Sift the listing for lines that hold the string "Discovery" and pull them out.
- - -
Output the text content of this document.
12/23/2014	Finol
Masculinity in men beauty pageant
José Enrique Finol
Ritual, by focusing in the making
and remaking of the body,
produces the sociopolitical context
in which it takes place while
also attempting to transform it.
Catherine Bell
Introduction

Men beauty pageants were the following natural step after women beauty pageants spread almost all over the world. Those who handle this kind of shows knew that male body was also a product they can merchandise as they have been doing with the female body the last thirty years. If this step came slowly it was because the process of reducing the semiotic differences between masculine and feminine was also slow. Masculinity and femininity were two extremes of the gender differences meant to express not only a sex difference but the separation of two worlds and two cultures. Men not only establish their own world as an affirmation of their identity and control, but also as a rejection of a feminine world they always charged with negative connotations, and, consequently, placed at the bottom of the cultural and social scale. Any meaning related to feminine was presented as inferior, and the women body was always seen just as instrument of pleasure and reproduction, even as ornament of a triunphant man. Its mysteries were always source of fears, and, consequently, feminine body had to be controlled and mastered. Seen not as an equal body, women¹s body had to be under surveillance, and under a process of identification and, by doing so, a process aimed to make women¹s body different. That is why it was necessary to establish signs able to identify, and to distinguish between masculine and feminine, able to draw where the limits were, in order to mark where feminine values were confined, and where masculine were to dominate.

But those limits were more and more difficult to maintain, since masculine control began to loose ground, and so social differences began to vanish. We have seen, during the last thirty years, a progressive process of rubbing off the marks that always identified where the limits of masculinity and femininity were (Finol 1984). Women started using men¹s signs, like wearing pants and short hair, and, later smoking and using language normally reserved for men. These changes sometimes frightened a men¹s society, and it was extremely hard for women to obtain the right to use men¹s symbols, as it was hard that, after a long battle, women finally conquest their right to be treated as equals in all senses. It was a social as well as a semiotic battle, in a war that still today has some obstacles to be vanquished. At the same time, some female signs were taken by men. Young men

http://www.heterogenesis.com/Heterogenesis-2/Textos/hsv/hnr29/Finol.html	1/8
- - -
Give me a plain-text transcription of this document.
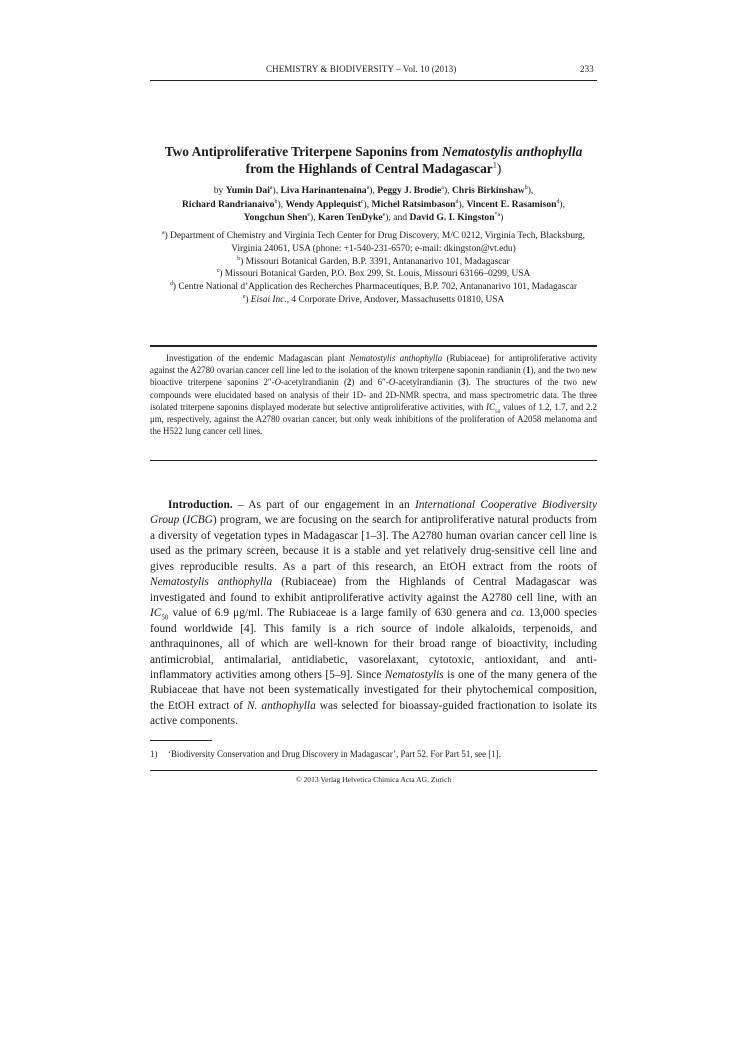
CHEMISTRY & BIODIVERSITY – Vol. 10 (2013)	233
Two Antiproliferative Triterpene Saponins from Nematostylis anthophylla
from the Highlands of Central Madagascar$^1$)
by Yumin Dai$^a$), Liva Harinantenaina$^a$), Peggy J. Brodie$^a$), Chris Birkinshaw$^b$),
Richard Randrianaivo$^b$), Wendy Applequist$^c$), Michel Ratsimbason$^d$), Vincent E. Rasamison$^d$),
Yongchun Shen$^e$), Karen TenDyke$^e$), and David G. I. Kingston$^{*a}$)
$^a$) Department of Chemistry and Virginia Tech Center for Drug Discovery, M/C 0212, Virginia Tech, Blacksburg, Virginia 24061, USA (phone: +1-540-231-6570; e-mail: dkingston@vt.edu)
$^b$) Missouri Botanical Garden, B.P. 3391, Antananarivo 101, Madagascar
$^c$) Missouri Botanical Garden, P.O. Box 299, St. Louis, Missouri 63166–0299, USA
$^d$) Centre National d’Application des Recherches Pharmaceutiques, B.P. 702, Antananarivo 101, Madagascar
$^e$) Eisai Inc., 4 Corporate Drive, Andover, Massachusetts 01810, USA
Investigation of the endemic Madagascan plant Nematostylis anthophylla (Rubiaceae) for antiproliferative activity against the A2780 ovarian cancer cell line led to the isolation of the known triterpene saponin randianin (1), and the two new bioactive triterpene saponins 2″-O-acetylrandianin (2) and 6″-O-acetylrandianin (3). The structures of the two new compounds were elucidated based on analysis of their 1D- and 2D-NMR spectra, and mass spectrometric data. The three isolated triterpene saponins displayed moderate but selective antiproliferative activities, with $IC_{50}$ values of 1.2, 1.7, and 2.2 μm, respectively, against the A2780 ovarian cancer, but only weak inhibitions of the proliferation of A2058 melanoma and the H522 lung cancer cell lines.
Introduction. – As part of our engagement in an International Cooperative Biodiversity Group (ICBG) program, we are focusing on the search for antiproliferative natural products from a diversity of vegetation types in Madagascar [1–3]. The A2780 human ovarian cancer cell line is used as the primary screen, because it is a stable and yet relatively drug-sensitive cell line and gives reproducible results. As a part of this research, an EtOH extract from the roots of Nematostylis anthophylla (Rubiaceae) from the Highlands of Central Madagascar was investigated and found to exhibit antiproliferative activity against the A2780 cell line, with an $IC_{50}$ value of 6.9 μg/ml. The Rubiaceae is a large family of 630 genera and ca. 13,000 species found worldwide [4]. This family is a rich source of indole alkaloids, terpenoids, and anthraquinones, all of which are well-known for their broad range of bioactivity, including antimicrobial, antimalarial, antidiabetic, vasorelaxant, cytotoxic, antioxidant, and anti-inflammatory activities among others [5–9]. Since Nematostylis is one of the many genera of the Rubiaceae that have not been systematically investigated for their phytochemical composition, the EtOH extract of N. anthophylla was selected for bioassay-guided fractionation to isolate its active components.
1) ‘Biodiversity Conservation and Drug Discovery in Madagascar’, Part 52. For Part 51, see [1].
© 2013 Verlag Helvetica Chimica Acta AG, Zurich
- - -
Reply to the exercise:
$^a$) Department of Chemistry and Virginia Tech Center for Drug Discovery, M/C 0212, Virginia Tech, Blacksburg, Virginia 24061, USA (phone: +1-540-231-6570; e-mail: dkingston@vt.edu)
1) ‘Biodiversity Conservation and Drug Discovery in Madagascar’, Part 52. For Part 51, see [1].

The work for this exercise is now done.